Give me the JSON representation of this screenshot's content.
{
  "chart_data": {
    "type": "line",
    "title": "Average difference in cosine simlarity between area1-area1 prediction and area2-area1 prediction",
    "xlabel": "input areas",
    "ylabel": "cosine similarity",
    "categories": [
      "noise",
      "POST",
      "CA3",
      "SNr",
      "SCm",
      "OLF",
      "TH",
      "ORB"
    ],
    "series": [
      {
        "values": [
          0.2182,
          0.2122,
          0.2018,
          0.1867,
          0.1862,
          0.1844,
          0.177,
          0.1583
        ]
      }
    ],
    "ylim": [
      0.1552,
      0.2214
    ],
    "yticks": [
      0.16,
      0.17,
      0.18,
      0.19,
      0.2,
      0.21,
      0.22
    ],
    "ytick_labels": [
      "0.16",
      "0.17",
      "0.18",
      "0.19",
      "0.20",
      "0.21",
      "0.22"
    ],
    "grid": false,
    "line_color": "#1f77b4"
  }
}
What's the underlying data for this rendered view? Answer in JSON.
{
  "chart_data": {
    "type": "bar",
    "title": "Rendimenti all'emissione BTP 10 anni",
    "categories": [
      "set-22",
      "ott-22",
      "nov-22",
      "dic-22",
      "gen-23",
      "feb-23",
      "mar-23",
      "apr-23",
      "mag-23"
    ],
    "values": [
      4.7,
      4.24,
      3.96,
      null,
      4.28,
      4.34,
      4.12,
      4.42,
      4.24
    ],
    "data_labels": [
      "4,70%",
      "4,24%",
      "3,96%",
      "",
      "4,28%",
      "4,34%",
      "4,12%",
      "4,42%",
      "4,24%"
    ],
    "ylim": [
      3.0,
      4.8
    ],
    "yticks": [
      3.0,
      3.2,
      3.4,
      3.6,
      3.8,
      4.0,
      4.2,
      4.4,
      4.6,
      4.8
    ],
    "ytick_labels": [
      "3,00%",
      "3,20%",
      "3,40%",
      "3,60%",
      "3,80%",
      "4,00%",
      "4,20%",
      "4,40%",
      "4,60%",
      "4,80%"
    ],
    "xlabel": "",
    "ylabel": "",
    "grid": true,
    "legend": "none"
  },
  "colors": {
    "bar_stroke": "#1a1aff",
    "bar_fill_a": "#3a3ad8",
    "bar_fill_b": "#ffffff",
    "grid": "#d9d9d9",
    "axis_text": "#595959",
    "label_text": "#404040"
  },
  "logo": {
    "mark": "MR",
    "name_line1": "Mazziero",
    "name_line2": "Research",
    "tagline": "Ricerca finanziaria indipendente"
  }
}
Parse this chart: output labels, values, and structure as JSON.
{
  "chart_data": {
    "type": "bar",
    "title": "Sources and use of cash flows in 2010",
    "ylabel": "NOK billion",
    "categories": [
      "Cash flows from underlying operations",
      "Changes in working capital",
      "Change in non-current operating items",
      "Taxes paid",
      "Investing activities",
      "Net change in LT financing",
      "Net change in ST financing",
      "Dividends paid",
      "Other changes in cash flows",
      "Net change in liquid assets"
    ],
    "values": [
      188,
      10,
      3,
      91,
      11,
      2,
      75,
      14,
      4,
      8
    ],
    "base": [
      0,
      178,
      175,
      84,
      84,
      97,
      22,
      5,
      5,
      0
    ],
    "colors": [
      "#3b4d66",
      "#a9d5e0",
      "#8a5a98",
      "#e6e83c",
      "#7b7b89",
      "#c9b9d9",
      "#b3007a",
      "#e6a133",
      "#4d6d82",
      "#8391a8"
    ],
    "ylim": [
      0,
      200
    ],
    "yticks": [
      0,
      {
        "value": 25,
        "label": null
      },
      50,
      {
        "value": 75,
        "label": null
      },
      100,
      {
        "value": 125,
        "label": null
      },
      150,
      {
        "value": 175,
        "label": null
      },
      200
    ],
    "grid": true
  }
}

|---|

## Problem description
Using the records above, copy each line that contains "flows".

## Written solution
    "title": "Sources and use of cash flows in 2010",
      "Cash flows from underlying operations",
      "Other changes in cash flows",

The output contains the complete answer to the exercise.